- Records to process -
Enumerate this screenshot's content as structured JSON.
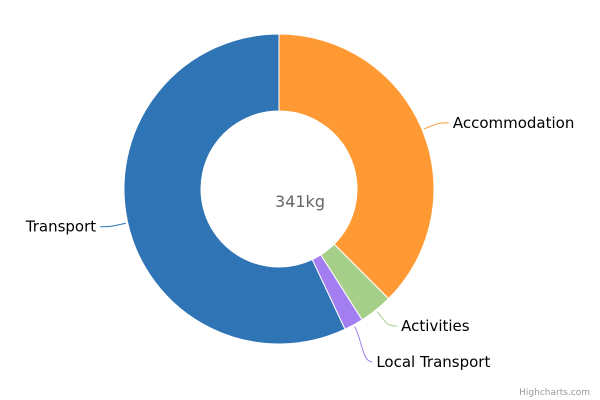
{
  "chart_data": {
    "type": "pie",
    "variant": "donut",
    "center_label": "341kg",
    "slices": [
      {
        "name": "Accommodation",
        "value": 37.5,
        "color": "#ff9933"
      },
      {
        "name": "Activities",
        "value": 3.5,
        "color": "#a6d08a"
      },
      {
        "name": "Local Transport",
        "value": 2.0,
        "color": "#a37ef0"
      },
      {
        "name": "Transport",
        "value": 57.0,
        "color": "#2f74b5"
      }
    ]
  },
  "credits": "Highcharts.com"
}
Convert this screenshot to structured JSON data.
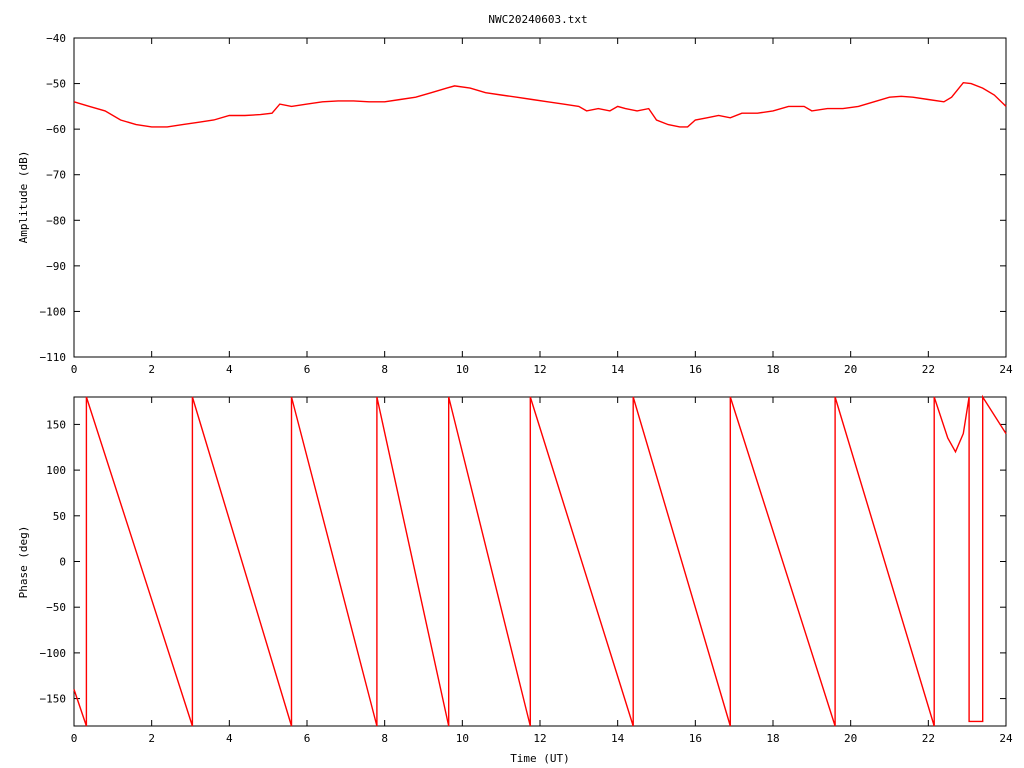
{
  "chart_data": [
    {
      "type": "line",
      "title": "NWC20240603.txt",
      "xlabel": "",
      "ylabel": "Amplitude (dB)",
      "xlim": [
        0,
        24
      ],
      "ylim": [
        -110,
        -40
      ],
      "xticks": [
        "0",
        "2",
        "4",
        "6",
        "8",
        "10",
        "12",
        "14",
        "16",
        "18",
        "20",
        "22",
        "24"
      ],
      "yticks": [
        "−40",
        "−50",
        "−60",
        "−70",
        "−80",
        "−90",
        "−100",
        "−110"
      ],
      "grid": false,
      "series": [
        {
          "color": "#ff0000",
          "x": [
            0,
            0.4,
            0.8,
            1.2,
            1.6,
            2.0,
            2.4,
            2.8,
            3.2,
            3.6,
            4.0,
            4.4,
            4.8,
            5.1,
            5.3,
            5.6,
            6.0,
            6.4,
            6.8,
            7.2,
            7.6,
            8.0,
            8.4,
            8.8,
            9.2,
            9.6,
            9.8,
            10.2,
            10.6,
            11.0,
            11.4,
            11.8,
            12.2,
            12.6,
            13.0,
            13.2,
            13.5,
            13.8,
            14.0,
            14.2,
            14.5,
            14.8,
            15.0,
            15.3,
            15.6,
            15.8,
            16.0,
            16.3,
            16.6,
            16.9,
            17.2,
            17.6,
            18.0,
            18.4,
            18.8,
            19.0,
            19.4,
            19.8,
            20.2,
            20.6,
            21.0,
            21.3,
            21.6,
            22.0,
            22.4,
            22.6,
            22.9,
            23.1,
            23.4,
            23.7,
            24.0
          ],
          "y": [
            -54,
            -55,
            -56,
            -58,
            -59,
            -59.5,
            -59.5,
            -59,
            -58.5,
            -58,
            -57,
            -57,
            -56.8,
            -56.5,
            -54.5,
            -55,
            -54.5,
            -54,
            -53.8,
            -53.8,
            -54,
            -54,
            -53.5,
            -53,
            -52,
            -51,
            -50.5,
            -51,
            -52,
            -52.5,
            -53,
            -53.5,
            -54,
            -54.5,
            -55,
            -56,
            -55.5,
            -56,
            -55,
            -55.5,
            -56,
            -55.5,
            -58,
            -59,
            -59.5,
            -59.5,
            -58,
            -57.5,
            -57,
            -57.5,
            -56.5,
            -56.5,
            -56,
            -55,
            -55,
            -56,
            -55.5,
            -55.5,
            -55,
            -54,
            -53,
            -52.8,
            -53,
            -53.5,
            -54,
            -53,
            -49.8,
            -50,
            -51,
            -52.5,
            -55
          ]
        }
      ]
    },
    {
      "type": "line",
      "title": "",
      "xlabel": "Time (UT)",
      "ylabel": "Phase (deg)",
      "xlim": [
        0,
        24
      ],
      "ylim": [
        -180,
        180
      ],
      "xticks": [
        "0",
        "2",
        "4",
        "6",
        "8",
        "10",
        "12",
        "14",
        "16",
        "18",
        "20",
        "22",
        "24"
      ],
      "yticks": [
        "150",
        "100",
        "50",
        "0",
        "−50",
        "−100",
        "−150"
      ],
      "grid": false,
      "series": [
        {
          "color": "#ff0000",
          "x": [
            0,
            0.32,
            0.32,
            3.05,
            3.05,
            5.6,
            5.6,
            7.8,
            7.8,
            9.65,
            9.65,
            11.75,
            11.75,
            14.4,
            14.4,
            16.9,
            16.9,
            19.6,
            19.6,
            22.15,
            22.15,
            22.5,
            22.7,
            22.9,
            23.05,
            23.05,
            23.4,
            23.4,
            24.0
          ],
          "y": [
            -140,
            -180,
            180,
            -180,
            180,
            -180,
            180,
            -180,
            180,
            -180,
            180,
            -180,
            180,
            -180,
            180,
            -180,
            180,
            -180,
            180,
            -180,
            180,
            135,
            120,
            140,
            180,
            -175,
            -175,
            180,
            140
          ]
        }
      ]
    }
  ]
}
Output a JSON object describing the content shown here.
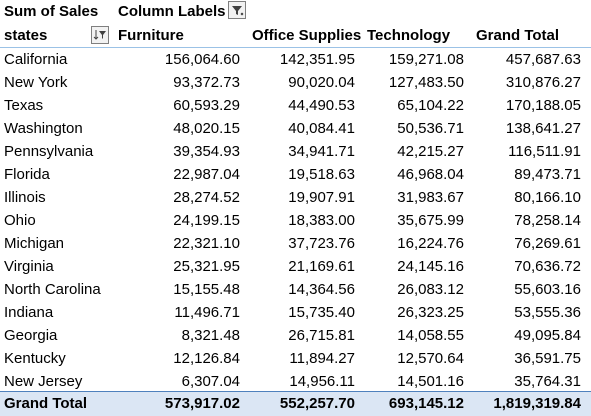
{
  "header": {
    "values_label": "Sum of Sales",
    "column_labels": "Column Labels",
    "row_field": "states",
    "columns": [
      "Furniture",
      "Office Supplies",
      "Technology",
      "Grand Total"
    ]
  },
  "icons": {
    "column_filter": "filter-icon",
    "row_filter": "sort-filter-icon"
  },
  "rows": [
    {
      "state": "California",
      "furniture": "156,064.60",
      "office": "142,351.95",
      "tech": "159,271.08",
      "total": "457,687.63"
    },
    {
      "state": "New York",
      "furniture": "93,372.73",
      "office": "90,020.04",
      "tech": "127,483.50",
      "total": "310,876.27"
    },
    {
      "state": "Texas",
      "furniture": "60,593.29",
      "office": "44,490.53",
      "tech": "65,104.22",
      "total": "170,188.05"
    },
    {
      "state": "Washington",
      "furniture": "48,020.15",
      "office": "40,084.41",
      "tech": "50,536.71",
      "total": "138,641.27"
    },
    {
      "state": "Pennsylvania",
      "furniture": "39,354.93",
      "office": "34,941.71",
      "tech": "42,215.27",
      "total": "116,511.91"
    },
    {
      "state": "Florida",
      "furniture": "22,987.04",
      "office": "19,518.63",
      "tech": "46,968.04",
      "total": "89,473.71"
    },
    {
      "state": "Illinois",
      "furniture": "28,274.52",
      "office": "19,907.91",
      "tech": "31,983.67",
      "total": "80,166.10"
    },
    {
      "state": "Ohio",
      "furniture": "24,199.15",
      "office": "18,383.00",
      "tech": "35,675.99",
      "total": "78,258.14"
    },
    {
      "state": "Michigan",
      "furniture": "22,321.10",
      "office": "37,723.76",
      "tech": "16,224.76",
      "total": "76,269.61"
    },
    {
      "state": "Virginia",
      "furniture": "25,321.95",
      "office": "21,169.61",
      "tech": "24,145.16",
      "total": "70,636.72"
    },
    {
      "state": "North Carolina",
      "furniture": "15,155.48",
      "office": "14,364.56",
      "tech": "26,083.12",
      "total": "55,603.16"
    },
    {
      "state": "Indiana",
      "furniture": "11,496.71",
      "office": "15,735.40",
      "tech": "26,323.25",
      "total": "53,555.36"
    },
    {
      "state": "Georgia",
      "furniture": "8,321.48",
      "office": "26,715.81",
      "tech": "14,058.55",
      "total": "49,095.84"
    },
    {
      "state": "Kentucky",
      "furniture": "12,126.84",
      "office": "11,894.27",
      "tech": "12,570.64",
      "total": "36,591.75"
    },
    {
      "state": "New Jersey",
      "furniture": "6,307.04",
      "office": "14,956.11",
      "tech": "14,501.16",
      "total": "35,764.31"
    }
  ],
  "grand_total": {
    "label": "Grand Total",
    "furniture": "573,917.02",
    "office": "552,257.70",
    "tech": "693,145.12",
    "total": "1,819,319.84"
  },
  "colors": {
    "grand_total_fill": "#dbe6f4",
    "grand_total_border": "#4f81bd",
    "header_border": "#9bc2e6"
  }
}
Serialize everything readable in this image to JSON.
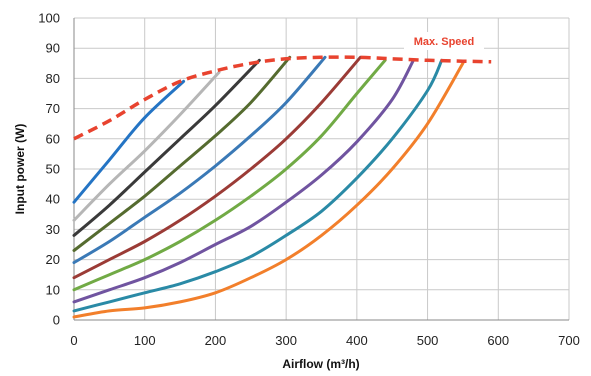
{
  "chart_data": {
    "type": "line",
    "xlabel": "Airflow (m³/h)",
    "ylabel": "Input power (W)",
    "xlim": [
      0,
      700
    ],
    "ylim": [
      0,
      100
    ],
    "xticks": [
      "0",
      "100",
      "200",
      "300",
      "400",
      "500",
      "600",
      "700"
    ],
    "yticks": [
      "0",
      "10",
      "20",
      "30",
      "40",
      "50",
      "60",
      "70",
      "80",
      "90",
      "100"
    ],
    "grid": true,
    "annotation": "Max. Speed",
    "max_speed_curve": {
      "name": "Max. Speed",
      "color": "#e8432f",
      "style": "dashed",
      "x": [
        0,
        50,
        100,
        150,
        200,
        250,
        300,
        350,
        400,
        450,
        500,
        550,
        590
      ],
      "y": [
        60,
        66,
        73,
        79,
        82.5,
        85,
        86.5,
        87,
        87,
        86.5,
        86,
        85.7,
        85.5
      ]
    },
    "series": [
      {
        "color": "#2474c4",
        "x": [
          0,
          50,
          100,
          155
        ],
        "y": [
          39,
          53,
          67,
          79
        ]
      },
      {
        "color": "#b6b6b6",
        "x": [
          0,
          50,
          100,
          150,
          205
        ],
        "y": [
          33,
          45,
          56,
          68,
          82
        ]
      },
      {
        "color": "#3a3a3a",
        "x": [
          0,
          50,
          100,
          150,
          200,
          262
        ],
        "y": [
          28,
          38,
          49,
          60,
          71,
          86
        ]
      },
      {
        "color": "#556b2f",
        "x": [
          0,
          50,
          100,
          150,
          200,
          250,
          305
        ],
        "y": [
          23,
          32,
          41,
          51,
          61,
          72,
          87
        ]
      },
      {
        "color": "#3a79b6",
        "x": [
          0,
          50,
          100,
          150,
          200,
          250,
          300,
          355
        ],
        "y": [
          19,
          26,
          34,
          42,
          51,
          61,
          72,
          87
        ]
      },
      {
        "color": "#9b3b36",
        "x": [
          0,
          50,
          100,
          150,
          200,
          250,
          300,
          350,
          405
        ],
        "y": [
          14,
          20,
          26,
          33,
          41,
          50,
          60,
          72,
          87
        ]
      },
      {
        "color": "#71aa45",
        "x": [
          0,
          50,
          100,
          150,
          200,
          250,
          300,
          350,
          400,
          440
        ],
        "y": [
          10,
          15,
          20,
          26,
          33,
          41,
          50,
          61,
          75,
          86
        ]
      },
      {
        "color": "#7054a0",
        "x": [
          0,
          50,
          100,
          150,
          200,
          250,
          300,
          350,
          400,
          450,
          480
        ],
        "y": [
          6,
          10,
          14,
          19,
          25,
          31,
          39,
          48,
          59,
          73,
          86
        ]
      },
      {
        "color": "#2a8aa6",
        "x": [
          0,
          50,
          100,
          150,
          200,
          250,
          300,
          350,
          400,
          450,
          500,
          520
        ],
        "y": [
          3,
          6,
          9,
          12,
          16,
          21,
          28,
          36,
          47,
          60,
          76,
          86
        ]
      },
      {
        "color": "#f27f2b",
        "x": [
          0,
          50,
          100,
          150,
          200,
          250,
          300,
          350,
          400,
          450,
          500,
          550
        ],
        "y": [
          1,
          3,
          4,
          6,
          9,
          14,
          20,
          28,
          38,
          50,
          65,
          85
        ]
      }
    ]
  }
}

- Stated task -
From the entries above, copy every line that holds the word "screenshot".

- Expected output -
Enumerate this screenshot's content as structured JSON.
Convert this screenshot to structured JSON data.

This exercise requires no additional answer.